++++ Stored data

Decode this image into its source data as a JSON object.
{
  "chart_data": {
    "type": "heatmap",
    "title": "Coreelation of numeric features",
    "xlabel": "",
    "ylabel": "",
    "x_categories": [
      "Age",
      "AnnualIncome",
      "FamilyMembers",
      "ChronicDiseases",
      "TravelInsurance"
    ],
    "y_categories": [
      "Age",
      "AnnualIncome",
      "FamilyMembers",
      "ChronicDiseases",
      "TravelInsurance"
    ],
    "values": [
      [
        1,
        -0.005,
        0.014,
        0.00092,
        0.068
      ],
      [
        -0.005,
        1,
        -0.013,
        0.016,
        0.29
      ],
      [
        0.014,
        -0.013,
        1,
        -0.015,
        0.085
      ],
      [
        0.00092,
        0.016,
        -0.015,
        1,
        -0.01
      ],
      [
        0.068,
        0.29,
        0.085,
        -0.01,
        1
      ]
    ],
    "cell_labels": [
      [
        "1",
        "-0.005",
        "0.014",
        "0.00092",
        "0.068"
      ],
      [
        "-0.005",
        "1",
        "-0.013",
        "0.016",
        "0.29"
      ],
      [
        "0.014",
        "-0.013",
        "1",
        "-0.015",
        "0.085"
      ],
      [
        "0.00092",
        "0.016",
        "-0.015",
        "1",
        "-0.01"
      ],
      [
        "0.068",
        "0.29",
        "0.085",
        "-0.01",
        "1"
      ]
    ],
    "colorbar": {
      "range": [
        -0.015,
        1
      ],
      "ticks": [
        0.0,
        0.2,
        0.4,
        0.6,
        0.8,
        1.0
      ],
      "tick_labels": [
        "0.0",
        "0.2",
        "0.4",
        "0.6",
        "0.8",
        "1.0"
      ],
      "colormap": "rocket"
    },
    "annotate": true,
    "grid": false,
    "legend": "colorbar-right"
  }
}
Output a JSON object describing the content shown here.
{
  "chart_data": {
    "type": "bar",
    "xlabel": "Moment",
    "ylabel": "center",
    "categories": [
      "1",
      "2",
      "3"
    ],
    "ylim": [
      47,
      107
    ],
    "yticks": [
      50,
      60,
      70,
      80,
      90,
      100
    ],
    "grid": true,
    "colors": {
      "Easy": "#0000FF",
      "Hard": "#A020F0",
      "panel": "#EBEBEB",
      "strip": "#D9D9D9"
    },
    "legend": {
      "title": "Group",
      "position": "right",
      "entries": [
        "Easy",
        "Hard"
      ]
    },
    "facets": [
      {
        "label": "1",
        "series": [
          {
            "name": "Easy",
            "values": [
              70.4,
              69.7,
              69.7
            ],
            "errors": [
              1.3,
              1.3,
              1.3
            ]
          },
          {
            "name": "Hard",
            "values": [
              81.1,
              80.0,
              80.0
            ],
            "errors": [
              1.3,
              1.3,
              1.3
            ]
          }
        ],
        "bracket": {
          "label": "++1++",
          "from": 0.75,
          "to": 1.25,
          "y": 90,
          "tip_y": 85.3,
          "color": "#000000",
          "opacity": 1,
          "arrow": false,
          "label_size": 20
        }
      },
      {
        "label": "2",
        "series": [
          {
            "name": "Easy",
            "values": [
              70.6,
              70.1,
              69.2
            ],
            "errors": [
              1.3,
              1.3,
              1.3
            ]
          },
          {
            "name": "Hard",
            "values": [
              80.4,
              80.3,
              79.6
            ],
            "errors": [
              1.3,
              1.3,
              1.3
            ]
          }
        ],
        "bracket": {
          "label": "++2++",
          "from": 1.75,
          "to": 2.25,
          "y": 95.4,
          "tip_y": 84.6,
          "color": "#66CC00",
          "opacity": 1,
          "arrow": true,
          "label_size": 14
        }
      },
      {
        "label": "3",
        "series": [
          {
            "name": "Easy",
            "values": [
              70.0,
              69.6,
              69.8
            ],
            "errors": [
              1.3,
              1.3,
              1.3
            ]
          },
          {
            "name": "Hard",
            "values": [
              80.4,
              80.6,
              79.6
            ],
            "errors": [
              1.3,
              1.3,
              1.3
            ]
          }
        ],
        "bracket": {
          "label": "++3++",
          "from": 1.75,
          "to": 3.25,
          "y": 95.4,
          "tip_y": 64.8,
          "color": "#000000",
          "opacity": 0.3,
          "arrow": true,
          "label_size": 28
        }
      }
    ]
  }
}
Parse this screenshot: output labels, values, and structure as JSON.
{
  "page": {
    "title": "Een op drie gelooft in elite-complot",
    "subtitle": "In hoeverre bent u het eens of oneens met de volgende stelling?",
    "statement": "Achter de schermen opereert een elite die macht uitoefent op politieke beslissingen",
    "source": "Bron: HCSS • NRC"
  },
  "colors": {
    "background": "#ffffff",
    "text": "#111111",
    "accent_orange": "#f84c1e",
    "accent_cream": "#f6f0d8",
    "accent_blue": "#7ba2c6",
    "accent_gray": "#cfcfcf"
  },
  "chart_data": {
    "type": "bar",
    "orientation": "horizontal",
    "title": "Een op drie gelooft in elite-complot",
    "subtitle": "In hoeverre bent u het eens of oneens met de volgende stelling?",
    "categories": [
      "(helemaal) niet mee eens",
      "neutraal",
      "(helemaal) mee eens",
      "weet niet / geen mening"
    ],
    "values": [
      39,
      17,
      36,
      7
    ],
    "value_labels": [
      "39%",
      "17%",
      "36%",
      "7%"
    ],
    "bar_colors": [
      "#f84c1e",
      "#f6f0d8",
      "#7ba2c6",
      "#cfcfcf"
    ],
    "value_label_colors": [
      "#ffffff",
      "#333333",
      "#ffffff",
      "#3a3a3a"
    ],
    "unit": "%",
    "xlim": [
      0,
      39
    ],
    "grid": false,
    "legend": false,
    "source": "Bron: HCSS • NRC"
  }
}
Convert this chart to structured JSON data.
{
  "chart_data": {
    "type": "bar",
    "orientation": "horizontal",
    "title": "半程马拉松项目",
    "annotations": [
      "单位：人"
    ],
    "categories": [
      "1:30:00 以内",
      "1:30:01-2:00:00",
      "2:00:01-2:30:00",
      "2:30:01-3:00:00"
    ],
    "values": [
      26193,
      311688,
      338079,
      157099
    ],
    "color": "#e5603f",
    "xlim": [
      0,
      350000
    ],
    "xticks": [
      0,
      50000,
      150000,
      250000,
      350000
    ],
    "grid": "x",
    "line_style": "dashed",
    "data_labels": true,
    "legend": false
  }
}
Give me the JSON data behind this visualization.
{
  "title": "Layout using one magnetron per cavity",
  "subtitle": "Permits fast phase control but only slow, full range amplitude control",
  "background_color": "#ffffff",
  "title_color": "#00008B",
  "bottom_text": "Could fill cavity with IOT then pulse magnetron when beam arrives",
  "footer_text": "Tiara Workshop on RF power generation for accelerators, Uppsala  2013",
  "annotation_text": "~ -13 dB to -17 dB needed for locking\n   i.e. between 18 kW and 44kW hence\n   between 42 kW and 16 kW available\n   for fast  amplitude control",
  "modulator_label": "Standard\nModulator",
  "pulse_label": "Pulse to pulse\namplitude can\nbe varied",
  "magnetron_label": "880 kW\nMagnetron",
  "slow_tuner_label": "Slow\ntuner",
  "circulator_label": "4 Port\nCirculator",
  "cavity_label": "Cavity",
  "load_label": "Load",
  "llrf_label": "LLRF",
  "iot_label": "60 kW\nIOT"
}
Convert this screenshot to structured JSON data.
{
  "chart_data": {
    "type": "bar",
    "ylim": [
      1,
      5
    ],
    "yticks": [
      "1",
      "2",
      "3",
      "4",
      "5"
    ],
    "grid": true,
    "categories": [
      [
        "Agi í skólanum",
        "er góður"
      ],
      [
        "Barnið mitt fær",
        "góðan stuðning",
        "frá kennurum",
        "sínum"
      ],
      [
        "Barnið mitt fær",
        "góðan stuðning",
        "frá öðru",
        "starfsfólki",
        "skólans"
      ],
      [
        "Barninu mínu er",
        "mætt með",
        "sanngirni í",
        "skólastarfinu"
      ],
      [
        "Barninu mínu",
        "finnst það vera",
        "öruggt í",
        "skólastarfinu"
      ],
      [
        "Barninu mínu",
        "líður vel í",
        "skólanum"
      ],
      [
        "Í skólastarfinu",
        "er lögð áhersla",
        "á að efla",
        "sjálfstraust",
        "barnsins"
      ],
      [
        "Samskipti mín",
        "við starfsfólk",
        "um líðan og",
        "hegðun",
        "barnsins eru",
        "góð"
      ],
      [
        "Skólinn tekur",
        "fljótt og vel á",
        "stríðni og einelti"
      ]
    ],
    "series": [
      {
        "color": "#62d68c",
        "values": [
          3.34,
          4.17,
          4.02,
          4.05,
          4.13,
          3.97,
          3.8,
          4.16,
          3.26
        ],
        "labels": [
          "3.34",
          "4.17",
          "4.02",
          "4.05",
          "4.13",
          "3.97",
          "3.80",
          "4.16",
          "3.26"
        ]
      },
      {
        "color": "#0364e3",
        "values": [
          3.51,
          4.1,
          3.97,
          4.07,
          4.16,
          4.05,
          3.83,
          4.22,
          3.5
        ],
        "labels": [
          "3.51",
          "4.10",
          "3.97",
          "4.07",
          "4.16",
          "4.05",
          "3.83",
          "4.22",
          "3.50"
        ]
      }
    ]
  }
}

++++++++

§ Exercise task
Copy each line from the data above that includes "ffffff".

§ Result of the task
    "background": "#ffffff",
      "#ffffff",
      "#ffffff",
  "background_color": "#ffffff",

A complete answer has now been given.